§ **Entries supplied**:

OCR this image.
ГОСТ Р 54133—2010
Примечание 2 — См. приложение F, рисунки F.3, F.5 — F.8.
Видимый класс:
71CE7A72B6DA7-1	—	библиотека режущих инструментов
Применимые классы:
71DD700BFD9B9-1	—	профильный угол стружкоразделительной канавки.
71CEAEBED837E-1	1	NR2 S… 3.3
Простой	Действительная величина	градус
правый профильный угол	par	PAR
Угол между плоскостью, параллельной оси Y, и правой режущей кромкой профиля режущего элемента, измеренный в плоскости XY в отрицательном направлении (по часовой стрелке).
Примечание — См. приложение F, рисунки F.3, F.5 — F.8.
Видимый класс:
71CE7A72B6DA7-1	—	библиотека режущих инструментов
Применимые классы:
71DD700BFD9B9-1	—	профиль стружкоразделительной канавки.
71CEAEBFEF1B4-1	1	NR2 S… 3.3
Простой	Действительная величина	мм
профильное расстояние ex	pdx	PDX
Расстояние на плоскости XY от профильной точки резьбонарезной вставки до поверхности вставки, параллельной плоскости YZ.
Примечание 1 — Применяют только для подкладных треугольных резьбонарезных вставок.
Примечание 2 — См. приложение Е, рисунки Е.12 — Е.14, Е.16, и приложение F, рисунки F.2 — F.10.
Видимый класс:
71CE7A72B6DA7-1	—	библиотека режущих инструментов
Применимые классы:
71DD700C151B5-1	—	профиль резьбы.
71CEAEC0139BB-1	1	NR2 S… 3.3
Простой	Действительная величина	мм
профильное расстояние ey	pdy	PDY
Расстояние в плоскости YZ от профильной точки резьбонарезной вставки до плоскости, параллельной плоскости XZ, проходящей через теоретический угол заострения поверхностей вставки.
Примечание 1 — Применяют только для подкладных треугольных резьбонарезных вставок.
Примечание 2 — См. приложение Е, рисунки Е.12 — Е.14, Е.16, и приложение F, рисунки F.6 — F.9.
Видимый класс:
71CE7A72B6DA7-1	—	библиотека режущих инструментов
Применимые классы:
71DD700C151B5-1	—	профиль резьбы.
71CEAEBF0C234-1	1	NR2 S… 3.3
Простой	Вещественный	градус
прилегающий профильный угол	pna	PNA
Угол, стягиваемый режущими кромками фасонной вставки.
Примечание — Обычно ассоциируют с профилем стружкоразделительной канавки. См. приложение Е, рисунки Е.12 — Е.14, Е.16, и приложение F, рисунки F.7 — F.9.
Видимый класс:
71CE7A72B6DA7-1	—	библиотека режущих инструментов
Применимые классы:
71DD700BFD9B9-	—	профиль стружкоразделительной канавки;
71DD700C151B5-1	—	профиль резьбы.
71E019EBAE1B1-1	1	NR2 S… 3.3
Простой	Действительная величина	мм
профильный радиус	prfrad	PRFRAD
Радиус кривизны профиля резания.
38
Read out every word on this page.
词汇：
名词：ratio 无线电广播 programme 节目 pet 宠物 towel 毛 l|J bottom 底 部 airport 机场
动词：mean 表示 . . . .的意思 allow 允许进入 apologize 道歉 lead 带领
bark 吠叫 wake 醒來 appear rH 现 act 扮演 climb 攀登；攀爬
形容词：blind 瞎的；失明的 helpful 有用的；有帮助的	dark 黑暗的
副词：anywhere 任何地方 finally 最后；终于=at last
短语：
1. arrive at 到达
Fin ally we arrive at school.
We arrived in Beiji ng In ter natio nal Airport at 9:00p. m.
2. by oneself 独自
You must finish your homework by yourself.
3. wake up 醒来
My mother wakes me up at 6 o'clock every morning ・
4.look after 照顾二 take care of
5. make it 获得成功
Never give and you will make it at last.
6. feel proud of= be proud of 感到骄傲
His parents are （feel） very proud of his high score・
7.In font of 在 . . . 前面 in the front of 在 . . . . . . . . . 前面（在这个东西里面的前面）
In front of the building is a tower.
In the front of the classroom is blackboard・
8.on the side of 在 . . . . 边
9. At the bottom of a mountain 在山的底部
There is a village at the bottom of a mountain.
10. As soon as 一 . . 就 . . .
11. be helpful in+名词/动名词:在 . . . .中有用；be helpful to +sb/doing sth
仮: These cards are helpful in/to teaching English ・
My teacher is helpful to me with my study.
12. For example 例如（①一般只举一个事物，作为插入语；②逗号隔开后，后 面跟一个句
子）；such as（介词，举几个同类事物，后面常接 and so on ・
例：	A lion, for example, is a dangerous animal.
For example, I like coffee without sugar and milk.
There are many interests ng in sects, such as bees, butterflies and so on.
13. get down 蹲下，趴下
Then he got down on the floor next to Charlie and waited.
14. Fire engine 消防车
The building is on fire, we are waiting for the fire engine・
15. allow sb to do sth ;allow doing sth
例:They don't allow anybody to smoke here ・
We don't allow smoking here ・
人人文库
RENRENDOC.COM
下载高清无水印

§ **Stated goal**: Take the entries above and transcribe them exactly.

§ **Response to the exercise**:
OCR this image.
ГОСТ Р 54133—2010
Примечание 2 — См. приложение F, рисунки F.3, F.5 — F.8.
Видимый класс:
71CE7A72B6DA7-1	—	библиотека режущих инструментов
Применимые классы:
71DD700BFD9B9-1	—	профильный угол стружкоразделительной канавки.
71CEAEBED837E-1	1	NR2 S… 3.3
Простой	Действительная величина	градус
правый профильный угол	par	PAR
Угол между плоскостью, параллельной оси Y, и правой режущей кромкой профиля режущего элемента, измеренный в плоскости XY в отрицательном направлении (по часовой стрелке).
Примечание — См. приложение F, рисунки F.3, F.5 — F.8.
Видимый класс:
71CE7A72B6DA7-1	—	библиотека режущих инструментов
Применимые классы:
71DD700BFD9B9-1	—	профиль стружкоразделительной канавки.
71CEAEBFEF1B4-1	1	NR2 S… 3.3
Простой	Действительная величина	мм
профильное расстояние ex	pdx	PDX
Расстояние на плоскости XY от профильной точки резьбонарезной вставки до поверхности вставки, параллельной плоскости YZ.
Примечание 1 — Применяют только для подкладных треугольных резьбонарезных вставок.
Примечание 2 — См. приложение Е, рисунки Е.12 — Е.14, Е.16, и приложение F, рисунки F.2 — F.10.
Видимый класс:
71CE7A72B6DA7-1	—	библиотека режущих инструментов
Применимые классы:
71DD700C151B5-1	—	профиль резьбы.
71CEAEC0139BB-1	1	NR2 S… 3.3
Простой	Действительная величина	мм
профильное расстояние ey	pdy	PDY
Расстояние в плоскости YZ от профильной точки резьбонарезной вставки до плоскости, параллельной плоскости XZ, проходящей через теоретический угол заострения поверхностей вставки.
Примечание 1 — Применяют только для подкладных треугольных резьбонарезных вставок.
Примечание 2 — См. приложение Е, рисунки Е.12 — Е.14, Е.16, и приложение F, рисунки F.6 — F.9.
Видимый класс:
71CE7A72B6DA7-1	—	библиотека режущих инструментов
Применимые классы:
71DD700C151B5-1	—	профиль резьбы.
71CEAEBF0C234-1	1	NR2 S… 3.3
Простой	Вещественный	градус
прилегающий профильный угол	pna	PNA
Угол, стягиваемый режущими кромками фасонной вставки.
Примечание — Обычно ассоциируют с профилем стружкоразделительной канавки. См. приложение Е, рисунки Е.12 — Е.14, Е.16, и приложение F, рисунки F.7 — F.9.
Видимый класс:
71CE7A72B6DA7-1	—	библиотека режущих инструментов
Применимые классы:
71DD700BFD9B9-	—	профиль стружкоразделительной канавки;
71DD700C151B5-1	—	профиль резьбы.
71E019EBAE1B1-1	1	NR2 S… 3.3
Простой	Действительная величина	мм
профильный радиус	prfrad	PRFRAD
Радиус кривизны профиля резания.
38
Read out every word on this page.
词汇：
名词：ratio 无线电广播 programme 节目 pet 宠物 towel 毛 l|J bottom 底 部 airport 机场
动词：mean 表示 . . . .的意思 allow 允许进入 apologize 道歉 lead 带领
bark 吠叫 wake 醒來 appear rH 现 act 扮演 climb 攀登；攀爬
形容词：blind 瞎的；失明的 helpful 有用的；有帮助的	dark 黑暗的
副词：anywhere 任何地方 finally 最后；终于=at last
短语：
1. arrive at 到达
Fin ally we arrive at school.
We arrived in Beiji ng In ter natio nal Airport at 9:00p. m.
2. by oneself 独自
You must finish your homework by yourself.
3. wake up 醒来
My mother wakes me up at 6 o'clock every morning ・
4.look after 照顾二 take care of
5. make it 获得成功
Never give and you will make it at last.
6. feel proud of= be proud of 感到骄傲
His parents are （feel） very proud of his high score・
7.In font of 在 . . . 前面 in the front of 在 . . . . . . . . . 前面（在这个东西里面的前面）
In front of the building is a tower.
In the front of the classroom is blackboard・
8.on the side of 在 . . . . 边
9. At the bottom of a mountain 在山的底部
There is a village at the bottom of a mountain.
10. As soon as 一 . . 就 . . .
11. be helpful in+名词/动名词:在 . . . .中有用；be helpful to +sb/doing sth
仮: These cards are helpful in/to teaching English ・
My teacher is helpful to me with my study.
12. For example 例如（①一般只举一个事物，作为插入语；②逗号隔开后，后 面跟一个句
子）；such as（介词，举几个同类事物，后面常接 and so on ・
例：	A lion, for example, is a dangerous animal.
For example, I like coffee without sugar and milk.
There are many interests ng in sects, such as bees, butterflies and so on.
13. get down 蹲下，趴下
Then he got down on the floor next to Charlie and waited.
14. Fire engine 消防车
The building is on fire, we are waiting for the fire engine・
15. allow sb to do sth ;allow doing sth
例:They don't allow anybody to smoke here ・
We don't allow smoking here ・
人人文库
RENRENDOC.COM
下载高清无水印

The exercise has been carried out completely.